WORK REQUIRED | Could you transcribe the material below exactly, without leaving out a single line?

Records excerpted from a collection

** Begin **

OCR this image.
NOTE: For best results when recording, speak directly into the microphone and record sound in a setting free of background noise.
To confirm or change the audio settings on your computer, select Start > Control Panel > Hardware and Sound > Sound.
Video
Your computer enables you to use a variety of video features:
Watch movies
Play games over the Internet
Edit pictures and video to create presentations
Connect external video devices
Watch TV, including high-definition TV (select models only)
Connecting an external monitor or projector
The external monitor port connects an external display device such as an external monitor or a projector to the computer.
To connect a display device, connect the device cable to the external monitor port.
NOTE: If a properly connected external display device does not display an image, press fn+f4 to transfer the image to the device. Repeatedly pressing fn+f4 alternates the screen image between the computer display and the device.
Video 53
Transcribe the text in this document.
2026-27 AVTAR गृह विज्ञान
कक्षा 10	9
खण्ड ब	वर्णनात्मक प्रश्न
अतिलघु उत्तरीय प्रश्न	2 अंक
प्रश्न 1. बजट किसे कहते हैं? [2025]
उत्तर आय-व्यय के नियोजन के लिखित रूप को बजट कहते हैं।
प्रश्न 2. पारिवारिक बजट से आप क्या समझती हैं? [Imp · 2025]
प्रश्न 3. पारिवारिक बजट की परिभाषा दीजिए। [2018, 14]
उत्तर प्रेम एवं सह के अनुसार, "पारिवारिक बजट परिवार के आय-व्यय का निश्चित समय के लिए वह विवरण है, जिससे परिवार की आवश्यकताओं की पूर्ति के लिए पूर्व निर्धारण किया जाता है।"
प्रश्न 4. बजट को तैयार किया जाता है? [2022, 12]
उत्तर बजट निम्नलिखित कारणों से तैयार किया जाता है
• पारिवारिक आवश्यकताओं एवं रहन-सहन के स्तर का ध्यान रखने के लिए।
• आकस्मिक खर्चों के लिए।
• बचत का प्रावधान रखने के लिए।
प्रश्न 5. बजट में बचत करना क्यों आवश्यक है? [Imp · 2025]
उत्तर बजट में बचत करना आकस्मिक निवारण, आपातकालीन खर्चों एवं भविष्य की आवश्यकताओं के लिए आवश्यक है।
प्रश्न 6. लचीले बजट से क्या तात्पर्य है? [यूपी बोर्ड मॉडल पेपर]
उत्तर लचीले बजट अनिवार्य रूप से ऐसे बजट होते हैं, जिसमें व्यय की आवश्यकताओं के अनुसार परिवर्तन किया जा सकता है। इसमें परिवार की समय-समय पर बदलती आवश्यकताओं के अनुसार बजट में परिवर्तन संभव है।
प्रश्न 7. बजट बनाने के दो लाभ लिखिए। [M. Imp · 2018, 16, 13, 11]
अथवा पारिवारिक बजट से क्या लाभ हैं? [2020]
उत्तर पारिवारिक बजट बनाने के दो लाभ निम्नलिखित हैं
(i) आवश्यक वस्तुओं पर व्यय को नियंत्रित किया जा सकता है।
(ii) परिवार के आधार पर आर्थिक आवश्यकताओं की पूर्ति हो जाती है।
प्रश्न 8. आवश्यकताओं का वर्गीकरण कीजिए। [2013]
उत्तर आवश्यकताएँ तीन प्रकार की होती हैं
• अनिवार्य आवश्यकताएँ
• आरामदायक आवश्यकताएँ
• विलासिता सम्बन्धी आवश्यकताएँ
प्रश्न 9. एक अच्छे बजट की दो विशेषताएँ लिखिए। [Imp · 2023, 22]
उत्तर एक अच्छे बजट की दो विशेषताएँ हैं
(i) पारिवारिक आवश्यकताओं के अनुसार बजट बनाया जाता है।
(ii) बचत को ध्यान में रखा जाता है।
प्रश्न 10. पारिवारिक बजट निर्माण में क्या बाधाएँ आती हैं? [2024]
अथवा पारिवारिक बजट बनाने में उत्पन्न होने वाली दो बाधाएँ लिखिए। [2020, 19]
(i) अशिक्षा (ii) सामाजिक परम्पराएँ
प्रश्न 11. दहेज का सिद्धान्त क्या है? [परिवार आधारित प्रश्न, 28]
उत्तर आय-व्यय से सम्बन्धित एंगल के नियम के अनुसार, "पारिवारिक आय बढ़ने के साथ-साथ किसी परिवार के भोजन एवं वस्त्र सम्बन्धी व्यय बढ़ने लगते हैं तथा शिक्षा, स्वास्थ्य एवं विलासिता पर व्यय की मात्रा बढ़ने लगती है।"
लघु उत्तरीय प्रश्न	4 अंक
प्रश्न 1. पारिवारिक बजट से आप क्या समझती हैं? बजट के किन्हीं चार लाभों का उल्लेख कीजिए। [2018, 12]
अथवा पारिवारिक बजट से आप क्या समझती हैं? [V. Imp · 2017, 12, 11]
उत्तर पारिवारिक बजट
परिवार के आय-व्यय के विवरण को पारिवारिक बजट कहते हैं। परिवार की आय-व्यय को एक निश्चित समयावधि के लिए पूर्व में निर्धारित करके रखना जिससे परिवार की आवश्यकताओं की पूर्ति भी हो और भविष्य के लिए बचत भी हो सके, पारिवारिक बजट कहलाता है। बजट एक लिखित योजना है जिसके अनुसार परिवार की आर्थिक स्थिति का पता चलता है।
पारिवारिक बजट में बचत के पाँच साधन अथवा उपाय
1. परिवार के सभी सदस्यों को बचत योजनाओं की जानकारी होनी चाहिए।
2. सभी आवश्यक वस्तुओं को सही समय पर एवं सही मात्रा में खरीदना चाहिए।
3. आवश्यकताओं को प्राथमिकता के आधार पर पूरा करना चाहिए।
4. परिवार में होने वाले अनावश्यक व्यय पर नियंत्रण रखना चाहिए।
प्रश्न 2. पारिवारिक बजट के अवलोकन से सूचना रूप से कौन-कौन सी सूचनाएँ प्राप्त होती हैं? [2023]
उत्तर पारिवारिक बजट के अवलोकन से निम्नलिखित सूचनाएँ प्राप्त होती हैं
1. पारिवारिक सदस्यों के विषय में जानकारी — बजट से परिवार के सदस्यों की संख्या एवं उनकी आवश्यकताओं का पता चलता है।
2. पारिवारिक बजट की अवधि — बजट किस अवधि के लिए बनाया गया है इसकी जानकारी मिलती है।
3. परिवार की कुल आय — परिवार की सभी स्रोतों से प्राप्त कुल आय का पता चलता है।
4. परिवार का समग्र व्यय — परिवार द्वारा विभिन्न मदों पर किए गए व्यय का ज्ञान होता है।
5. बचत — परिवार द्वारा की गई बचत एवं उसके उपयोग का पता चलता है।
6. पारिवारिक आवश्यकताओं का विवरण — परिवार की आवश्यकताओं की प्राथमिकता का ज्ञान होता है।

** End **

EXPECTED ANSWER |
OCR this image.
NOTE: For best results when recording, speak directly into the microphone and record sound in a setting free of background noise.
To confirm or change the audio settings on your computer, select Start > Control Panel > Hardware and Sound > Sound.
Video
Your computer enables you to use a variety of video features:
Watch movies
Play games over the Internet
Edit pictures and video to create presentations
Connect external video devices
Watch TV, including high-definition TV (select models only)
Connecting an external monitor or projector
The external monitor port connects an external display device such as an external monitor or a projector to the computer.
To connect a display device, connect the device cable to the external monitor port.
NOTE: If a properly connected external display device does not display an image, press fn+f4 to transfer the image to the device. Repeatedly pressing fn+f4 alternates the screen image between the computer display and the device.
Video 53
Transcribe the text in this document.
2026-27 AVTAR गृह विज्ञान
कक्षा 10	9
खण्ड ब	वर्णनात्मक प्रश्न
अतिलघु उत्तरीय प्रश्न	2 अंक
प्रश्न 1. बजट किसे कहते हैं? [2025]
उत्तर आय-व्यय के नियोजन के लिखित रूप को बजट कहते हैं।
प्रश्न 2. पारिवारिक बजट से आप क्या समझती हैं? [Imp · 2025]
प्रश्न 3. पारिवारिक बजट की परिभाषा दीजिए। [2018, 14]
उत्तर प्रेम एवं सह के अनुसार, "पारिवारिक बजट परिवार के आय-व्यय का निश्चित समय के लिए वह विवरण है, जिससे परिवार की आवश्यकताओं की पूर्ति के लिए पूर्व निर्धारण किया जाता है।"
प्रश्न 4. बजट को तैयार किया जाता है? [2022, 12]
उत्तर बजट निम्नलिखित कारणों से तैयार किया जाता है
• पारिवारिक आवश्यकताओं एवं रहन-सहन के स्तर का ध्यान रखने के लिए।
• आकस्मिक खर्चों के लिए।
• बचत का प्रावधान रखने के लिए।
प्रश्न 5. बजट में बचत करना क्यों आवश्यक है? [Imp · 2025]
उत्तर बजट में बचत करना आकस्मिक निवारण, आपातकालीन खर्चों एवं भविष्य की आवश्यकताओं के लिए आवश्यक है।
प्रश्न 6. लचीले बजट से क्या तात्पर्य है? [यूपी बोर्ड मॉडल पेपर]
उत्तर लचीले बजट अनिवार्य रूप से ऐसे बजट होते हैं, जिसमें व्यय की आवश्यकताओं के अनुसार परिवर्तन किया जा सकता है। इसमें परिवार की समय-समय पर बदलती आवश्यकताओं के अनुसार बजट में परिवर्तन संभव है।
प्रश्न 7. बजट बनाने के दो लाभ लिखिए। [M. Imp · 2018, 16, 13, 11]
अथवा पारिवारिक बजट से क्या लाभ हैं? [2020]
उत्तर पारिवारिक बजट बनाने के दो लाभ निम्नलिखित हैं
(i) आवश्यक वस्तुओं पर व्यय को नियंत्रित किया जा सकता है।
(ii) परिवार के आधार पर आर्थिक आवश्यकताओं की पूर्ति हो जाती है।
प्रश्न 8. आवश्यकताओं का वर्गीकरण कीजिए। [2013]
उत्तर आवश्यकताएँ तीन प्रकार की होती हैं
• अनिवार्य आवश्यकताएँ
• आरामदायक आवश्यकताएँ
• विलासिता सम्बन्धी आवश्यकताएँ
प्रश्न 9. एक अच्छे बजट की दो विशेषताएँ लिखिए। [Imp · 2023, 22]
उत्तर एक अच्छे बजट की दो विशेषताएँ हैं
(i) पारिवारिक आवश्यकताओं के अनुसार बजट बनाया जाता है।
(ii) बचत को ध्यान में रखा जाता है।
प्रश्न 10. पारिवारिक बजट निर्माण में क्या बाधाएँ आती हैं? [2024]
अथवा पारिवारिक बजट बनाने में उत्पन्न होने वाली दो बाधाएँ लिखिए। [2020, 19]
(i) अशिक्षा (ii) सामाजिक परम्पराएँ
प्रश्न 11. दहेज का सिद्धान्त क्या है? [परिवार आधारित प्रश्न, 28]
उत्तर आय-व्यय से सम्बन्धित एंगल के नियम के अनुसार, "पारिवारिक आय बढ़ने के साथ-साथ किसी परिवार के भोजन एवं वस्त्र सम्बन्धी व्यय बढ़ने लगते हैं तथा शिक्षा, स्वास्थ्य एवं विलासिता पर व्यय की मात्रा बढ़ने लगती है।"
लघु उत्तरीय प्रश्न	4 अंक
प्रश्न 1. पारिवारिक बजट से आप क्या समझती हैं? बजट के किन्हीं चार लाभों का उल्लेख कीजिए। [2018, 12]
अथवा पारिवारिक बजट से आप क्या समझती हैं? [V. Imp · 2017, 12, 11]
उत्तर पारिवारिक बजट
परिवार के आय-व्यय के विवरण को पारिवारिक बजट कहते हैं। परिवार की आय-व्यय को एक निश्चित समयावधि के लिए पूर्व में निर्धारित करके रखना जिससे परिवार की आवश्यकताओं की पूर्ति भी हो और भविष्य के लिए बचत भी हो सके, पारिवारिक बजट कहलाता है। बजट एक लिखित योजना है जिसके अनुसार परिवार की आर्थिक स्थिति का पता चलता है।
पारिवारिक बजट में बचत के पाँच साधन अथवा उपाय
1. परिवार के सभी सदस्यों को बचत योजनाओं की जानकारी होनी चाहिए।
2. सभी आवश्यक वस्तुओं को सही समय पर एवं सही मात्रा में खरीदना चाहिए।
3. आवश्यकताओं को प्राथमिकता के आधार पर पूरा करना चाहिए।
4. परिवार में होने वाले अनावश्यक व्यय पर नियंत्रण रखना चाहिए।
प्रश्न 2. पारिवारिक बजट के अवलोकन से सूचना रूप से कौन-कौन सी सूचनाएँ प्राप्त होती हैं? [2023]
उत्तर पारिवारिक बजट के अवलोकन से निम्नलिखित सूचनाएँ प्राप्त होती हैं
1. पारिवारिक सदस्यों के विषय में जानकारी — बजट से परिवार के सदस्यों की संख्या एवं उनकी आवश्यकताओं का पता चलता है।
2. पारिवारिक बजट की अवधि — बजट किस अवधि के लिए बनाया गया है इसकी जानकारी मिलती है।
3. परिवार की कुल आय — परिवार की सभी स्रोतों से प्राप्त कुल आय का पता चलता है।
4. परिवार का समग्र व्यय — परिवार द्वारा विभिन्न मदों पर किए गए व्यय का ज्ञान होता है।
5. बचत — परिवार द्वारा की गई बचत एवं उसके उपयोग का पता चलता है।
6. पारिवारिक आवश्यकताओं का विवरण — परिवार की आवश्यकताओं की प्राथमिकता का ज्ञान होता है।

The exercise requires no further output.